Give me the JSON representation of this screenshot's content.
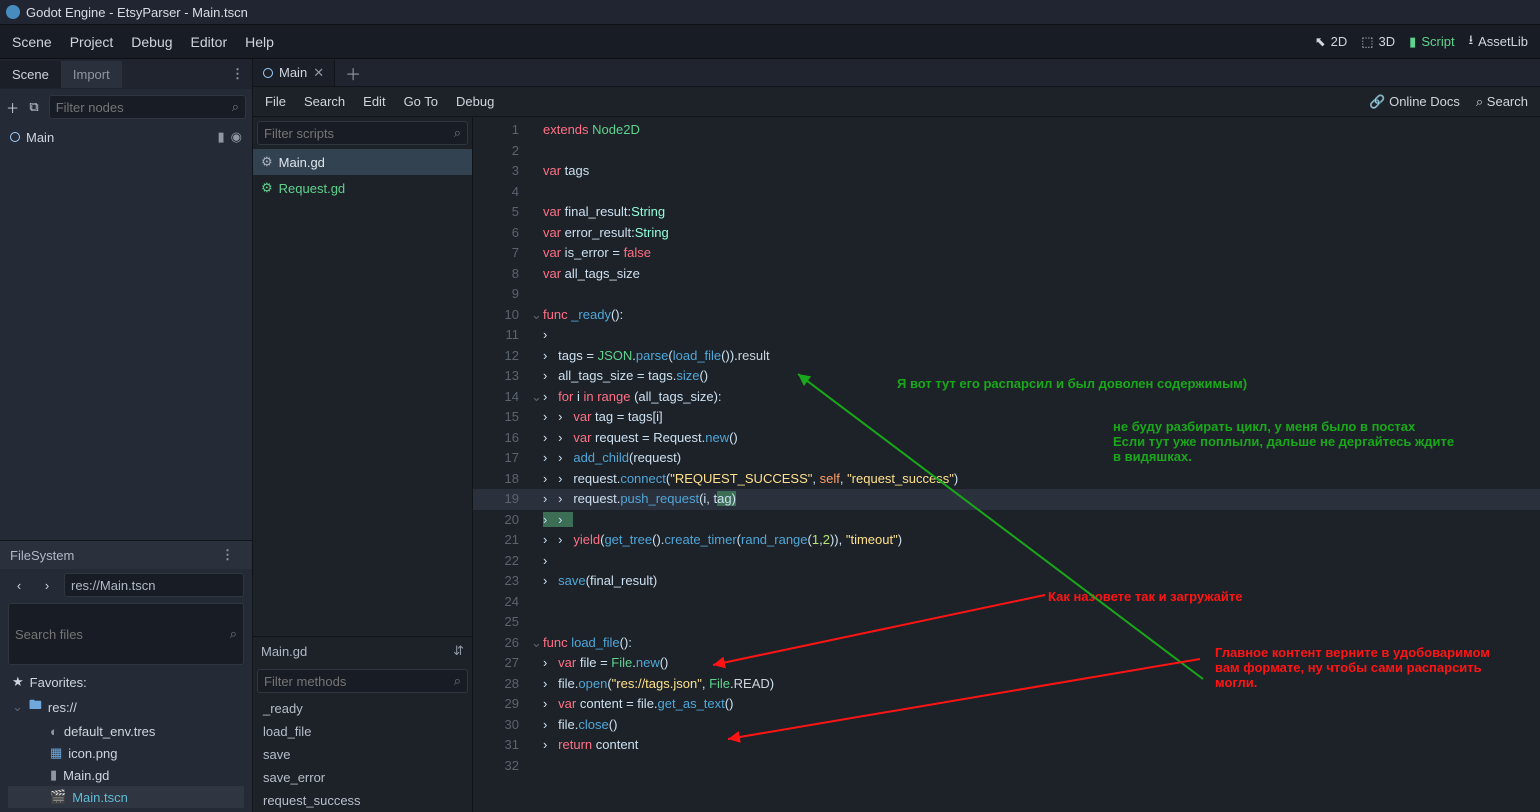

---

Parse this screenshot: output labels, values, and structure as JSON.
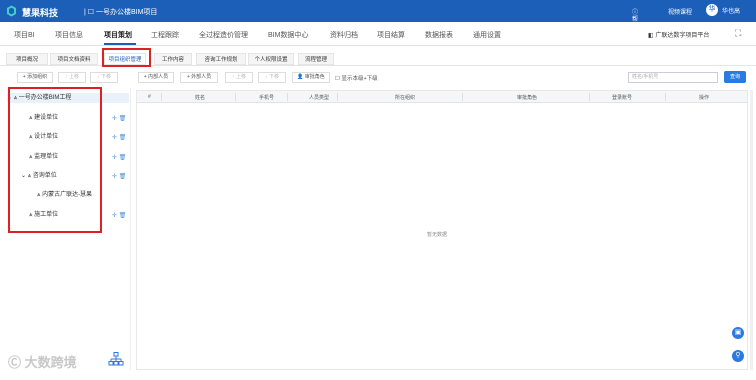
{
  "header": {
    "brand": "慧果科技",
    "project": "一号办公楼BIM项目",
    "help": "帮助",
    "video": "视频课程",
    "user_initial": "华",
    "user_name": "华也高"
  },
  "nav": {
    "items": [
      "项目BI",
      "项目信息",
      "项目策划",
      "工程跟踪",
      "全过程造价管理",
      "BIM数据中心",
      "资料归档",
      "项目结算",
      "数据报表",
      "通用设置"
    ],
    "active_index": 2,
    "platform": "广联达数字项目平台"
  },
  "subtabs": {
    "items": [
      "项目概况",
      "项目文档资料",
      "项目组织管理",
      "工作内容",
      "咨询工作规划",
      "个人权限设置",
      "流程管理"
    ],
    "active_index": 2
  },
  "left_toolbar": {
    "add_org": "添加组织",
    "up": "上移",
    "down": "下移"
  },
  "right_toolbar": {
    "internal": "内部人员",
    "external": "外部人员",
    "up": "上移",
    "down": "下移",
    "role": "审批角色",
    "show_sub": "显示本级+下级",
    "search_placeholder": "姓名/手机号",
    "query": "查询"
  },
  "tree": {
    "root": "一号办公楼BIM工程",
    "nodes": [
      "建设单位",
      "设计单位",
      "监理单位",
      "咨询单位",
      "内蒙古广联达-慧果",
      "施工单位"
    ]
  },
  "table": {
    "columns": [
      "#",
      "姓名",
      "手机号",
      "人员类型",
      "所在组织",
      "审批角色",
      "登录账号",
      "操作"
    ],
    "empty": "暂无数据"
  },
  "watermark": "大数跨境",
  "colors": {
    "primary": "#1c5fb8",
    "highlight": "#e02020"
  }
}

--

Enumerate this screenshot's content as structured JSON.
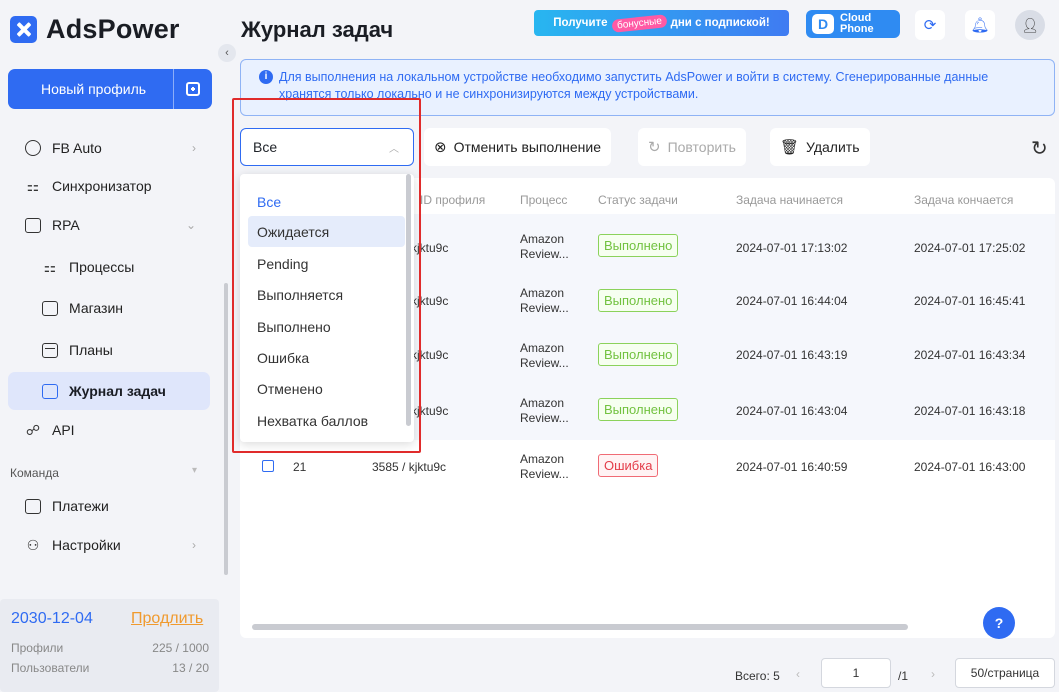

• Given request: Find all lines where the word "content" appears. Copy them.

• Full answer:
Give me the JSON representation of this screenshot's content.
Enumerate this screenshot's content as structured JSON.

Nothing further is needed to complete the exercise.